▶ **Written problem**
Render the lines of the listing beginning with the one containing "441, 774, 503]" and ending with the one containing "650, 286, 672]" as a JSON list of strings, with one string per line and blank lines omitted.

▶ **Supplied information**
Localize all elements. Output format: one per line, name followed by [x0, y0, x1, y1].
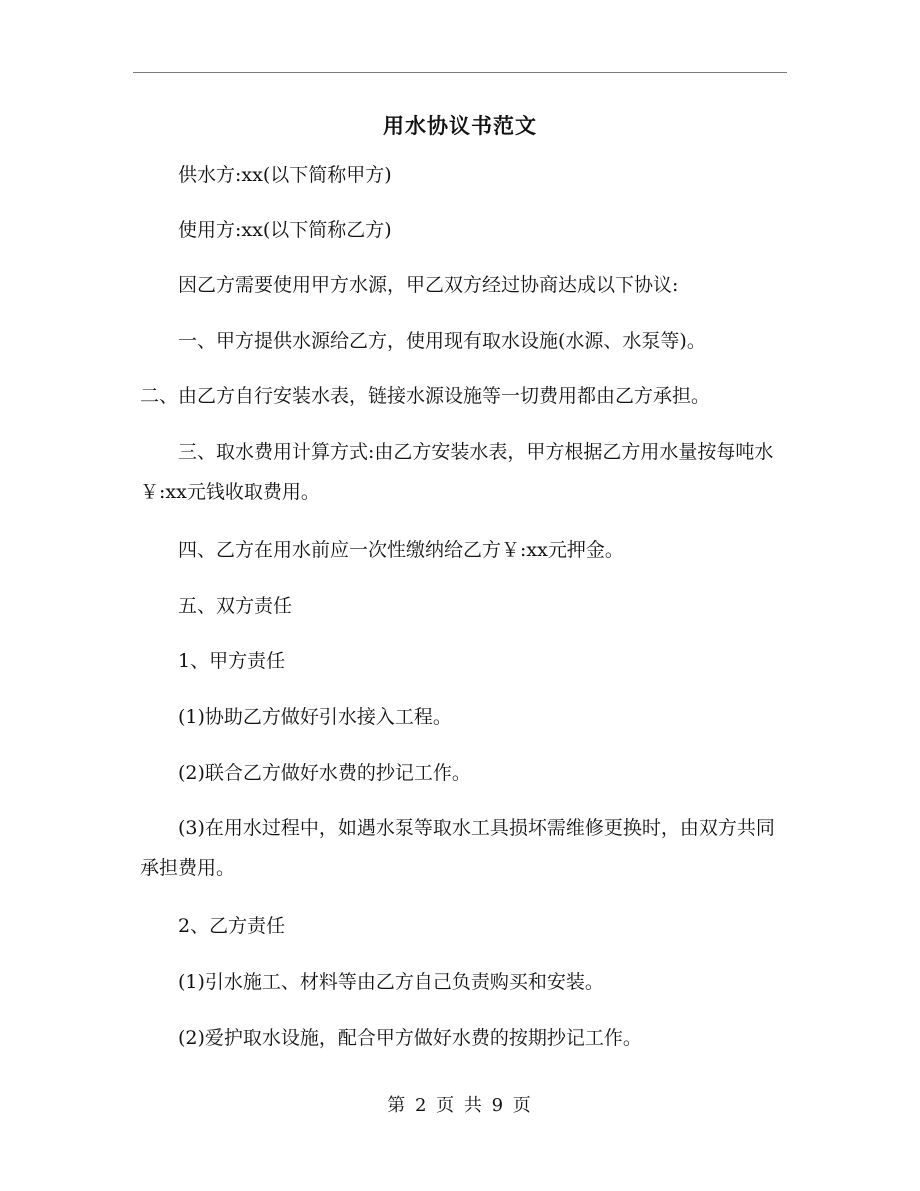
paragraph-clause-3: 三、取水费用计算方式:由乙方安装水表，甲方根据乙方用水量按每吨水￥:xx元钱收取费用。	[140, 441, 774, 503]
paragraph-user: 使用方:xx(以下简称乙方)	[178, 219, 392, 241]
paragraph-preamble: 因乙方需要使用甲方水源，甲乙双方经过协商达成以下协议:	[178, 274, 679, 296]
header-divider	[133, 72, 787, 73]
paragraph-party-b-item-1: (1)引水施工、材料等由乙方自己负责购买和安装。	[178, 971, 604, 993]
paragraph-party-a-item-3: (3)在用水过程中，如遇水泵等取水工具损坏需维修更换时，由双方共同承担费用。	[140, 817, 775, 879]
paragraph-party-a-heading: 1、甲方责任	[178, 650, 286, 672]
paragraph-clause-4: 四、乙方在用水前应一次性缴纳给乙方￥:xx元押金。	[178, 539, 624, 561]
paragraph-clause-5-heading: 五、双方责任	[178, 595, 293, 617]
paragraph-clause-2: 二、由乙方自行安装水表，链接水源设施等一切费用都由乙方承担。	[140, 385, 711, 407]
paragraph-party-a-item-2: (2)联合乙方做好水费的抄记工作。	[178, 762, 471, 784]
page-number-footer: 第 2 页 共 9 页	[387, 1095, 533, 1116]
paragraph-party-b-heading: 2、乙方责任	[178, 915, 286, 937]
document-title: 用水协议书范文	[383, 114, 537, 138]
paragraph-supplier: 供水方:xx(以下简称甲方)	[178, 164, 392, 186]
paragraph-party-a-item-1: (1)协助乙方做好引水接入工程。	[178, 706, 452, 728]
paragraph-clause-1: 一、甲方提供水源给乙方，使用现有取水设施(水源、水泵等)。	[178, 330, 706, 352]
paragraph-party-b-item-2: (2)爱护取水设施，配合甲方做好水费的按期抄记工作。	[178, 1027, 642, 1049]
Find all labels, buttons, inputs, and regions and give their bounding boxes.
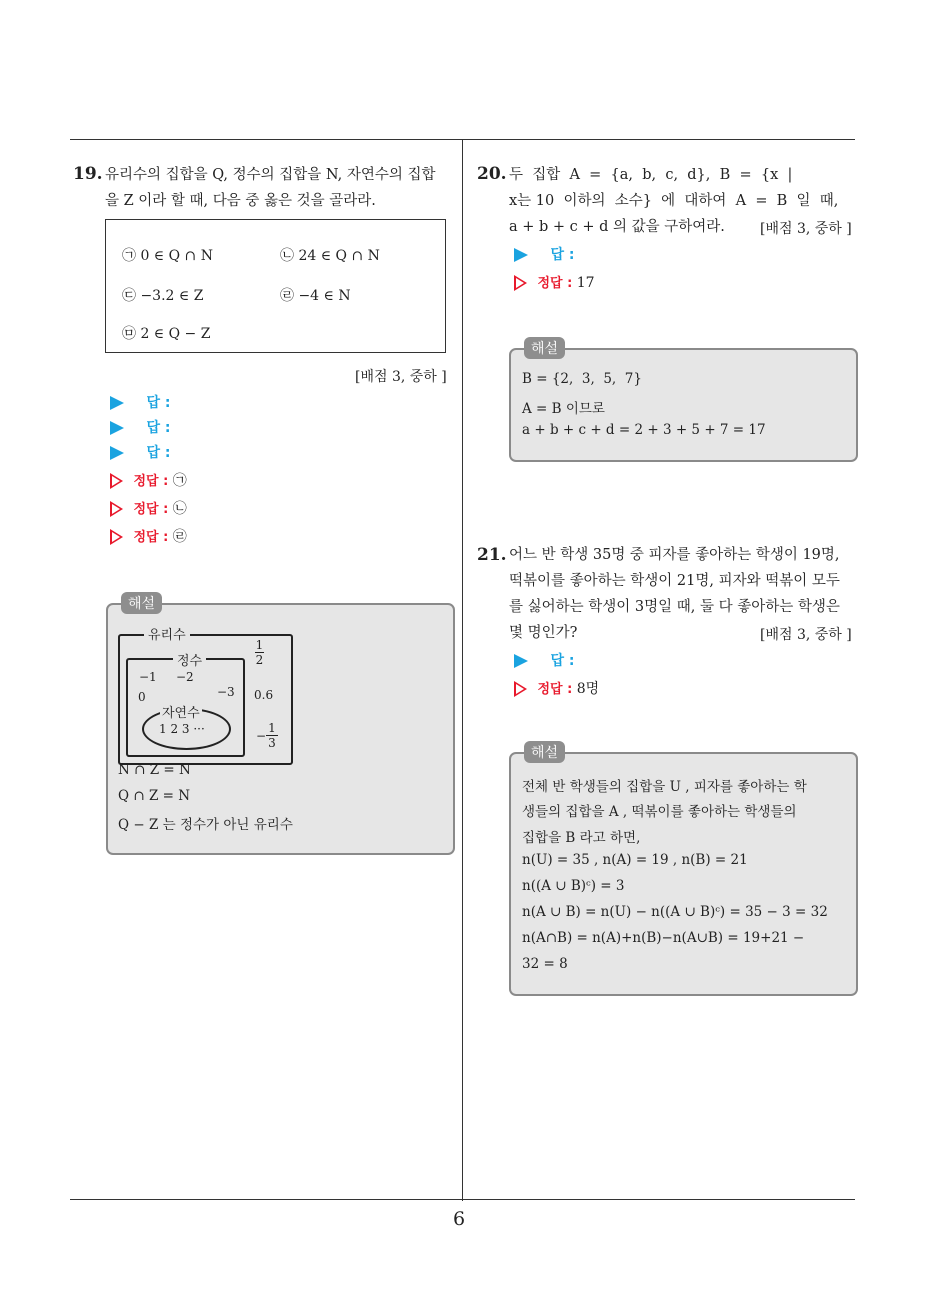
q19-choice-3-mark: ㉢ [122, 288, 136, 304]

▶ **In response**
[
  "paragraph-clause-3: 三、取水费用计算方式:由乙方安装水表，甲方根据乙方用水量按每吨水￥:xx元钱收取费用。\t[140, 441, 774, 503]",
  "paragraph-user: 使用方:xx(以下简称乙方)\t[178, 219, 392, 241]",
  "paragraph-preamble: 因乙方需要使用甲方水源，甲乙双方经过协商达成以下协议:\t[178, 274, 679, 296]",
  "header-divider\t[133, 72, 787, 73]",
  "paragraph-party-b-item-1: (1)引水施工、材料等由乙方自己负责购买和安装。\t[178, 971, 604, 993]",
  "paragraph-party-a-item-3: (3)在用水过程中，如遇水泵等取水工具损坏需维修更换时，由双方共同承担费用。\t[140, 817, 775, 879]",
  "paragraph-party-a-heading: 1、甲方责任\t[178, 650, 286, 672]"
]